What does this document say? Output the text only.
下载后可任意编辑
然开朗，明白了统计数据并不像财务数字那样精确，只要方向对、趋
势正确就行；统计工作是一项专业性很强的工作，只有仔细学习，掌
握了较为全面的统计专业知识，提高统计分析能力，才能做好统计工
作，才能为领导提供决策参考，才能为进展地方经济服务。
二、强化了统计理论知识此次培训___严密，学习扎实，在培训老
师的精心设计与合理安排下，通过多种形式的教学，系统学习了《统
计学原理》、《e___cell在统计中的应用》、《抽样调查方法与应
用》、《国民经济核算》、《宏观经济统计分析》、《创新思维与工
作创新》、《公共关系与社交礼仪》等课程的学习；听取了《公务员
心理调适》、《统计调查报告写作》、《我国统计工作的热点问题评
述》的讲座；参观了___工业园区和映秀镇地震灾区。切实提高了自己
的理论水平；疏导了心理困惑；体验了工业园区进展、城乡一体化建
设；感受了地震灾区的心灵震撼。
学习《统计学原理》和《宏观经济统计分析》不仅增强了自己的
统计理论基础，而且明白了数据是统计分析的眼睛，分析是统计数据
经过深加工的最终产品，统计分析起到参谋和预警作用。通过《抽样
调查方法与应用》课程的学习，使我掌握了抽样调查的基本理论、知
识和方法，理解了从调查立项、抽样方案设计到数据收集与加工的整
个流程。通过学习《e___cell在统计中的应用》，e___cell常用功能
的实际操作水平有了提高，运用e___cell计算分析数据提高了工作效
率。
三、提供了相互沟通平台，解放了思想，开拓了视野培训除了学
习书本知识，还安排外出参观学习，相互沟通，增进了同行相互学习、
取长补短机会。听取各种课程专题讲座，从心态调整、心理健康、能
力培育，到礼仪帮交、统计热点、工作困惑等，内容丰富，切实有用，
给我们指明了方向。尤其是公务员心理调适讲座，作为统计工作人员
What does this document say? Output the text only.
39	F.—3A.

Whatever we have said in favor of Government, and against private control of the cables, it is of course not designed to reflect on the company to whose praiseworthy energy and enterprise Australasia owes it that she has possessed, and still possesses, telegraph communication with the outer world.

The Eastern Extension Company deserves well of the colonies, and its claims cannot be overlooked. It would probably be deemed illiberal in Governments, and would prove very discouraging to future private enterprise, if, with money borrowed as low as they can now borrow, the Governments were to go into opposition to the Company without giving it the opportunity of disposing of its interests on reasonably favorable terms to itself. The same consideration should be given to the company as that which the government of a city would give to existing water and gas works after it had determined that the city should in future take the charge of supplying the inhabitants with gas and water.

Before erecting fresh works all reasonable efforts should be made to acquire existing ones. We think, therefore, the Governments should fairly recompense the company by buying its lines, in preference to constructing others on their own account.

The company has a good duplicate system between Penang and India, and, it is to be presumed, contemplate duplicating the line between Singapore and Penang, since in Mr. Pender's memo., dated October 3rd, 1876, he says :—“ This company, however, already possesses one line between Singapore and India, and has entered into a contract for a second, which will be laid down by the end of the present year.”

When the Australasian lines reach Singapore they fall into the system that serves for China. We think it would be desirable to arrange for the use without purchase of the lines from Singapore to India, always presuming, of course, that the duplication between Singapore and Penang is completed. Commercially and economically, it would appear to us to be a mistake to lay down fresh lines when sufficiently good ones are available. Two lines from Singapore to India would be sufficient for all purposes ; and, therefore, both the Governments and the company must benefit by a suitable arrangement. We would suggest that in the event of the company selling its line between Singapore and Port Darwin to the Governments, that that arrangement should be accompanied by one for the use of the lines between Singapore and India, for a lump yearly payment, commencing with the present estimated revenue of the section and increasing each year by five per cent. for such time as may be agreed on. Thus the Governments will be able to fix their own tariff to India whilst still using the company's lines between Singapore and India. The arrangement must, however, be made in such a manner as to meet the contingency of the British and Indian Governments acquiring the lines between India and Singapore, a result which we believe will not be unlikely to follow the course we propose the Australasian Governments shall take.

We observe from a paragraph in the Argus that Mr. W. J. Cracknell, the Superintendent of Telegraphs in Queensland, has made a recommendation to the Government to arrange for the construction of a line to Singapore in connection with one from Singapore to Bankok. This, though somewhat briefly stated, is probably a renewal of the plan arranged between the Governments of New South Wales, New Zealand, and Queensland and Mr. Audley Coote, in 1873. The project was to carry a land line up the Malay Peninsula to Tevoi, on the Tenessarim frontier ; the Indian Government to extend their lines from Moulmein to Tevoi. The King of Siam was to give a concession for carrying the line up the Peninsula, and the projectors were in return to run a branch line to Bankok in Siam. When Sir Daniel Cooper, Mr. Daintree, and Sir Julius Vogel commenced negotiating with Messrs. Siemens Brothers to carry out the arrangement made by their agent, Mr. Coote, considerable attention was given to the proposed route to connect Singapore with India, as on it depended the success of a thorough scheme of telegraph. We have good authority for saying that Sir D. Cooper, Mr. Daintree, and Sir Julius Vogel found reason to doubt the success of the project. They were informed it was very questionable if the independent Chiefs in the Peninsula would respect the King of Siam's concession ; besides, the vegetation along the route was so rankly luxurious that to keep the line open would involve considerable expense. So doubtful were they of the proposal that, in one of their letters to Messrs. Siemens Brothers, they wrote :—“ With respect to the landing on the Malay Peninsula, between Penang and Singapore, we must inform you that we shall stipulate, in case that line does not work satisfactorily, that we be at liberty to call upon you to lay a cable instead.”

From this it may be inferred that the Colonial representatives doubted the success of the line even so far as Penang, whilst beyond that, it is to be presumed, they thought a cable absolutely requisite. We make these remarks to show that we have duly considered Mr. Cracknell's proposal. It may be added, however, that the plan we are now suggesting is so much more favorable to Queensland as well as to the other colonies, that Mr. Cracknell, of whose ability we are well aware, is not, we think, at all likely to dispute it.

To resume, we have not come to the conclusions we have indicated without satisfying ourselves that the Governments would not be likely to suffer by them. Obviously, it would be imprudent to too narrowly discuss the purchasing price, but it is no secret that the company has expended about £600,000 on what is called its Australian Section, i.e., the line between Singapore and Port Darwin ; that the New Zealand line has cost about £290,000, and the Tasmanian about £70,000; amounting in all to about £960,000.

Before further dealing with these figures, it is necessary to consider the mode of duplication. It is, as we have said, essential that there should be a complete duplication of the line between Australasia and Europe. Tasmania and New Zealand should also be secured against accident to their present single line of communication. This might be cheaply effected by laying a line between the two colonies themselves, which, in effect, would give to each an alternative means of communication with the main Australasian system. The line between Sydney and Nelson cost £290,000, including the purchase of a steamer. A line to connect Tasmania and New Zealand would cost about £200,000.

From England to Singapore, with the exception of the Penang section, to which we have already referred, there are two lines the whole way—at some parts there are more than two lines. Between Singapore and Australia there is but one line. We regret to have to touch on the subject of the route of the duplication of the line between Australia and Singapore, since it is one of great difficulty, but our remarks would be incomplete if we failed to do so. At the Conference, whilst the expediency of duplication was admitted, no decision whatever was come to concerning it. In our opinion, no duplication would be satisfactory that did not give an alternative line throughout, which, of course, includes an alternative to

· · · ·

Go through the data and gather every line that holds "against".

In response:
Whatever we have said in favor of Government, and against private control of the cables, it is of course not designed to reflect on the company to whose praiseworthy energy and enterprise Australasia owes it that she has possessed, and still possesses, telegraph communication with the outer world.
Before further dealing with these figures, it is necessary to consider the mode of duplication. It is, as we have said, essential that there should be a complete duplication of the line between Australasia and Europe. Tasmania and New Zealand should also be secured against accident to their present single line of communication. This might be cheaply effected by laying a line between the two colonies themselves, which, in effect, would give to each an alternative means of communication with the main Australasian system. The line between Sydney and Nelson cost £290,000, including the purchase of a steamer. A line to connect Tasmania and New Zealand would cost about £200,000.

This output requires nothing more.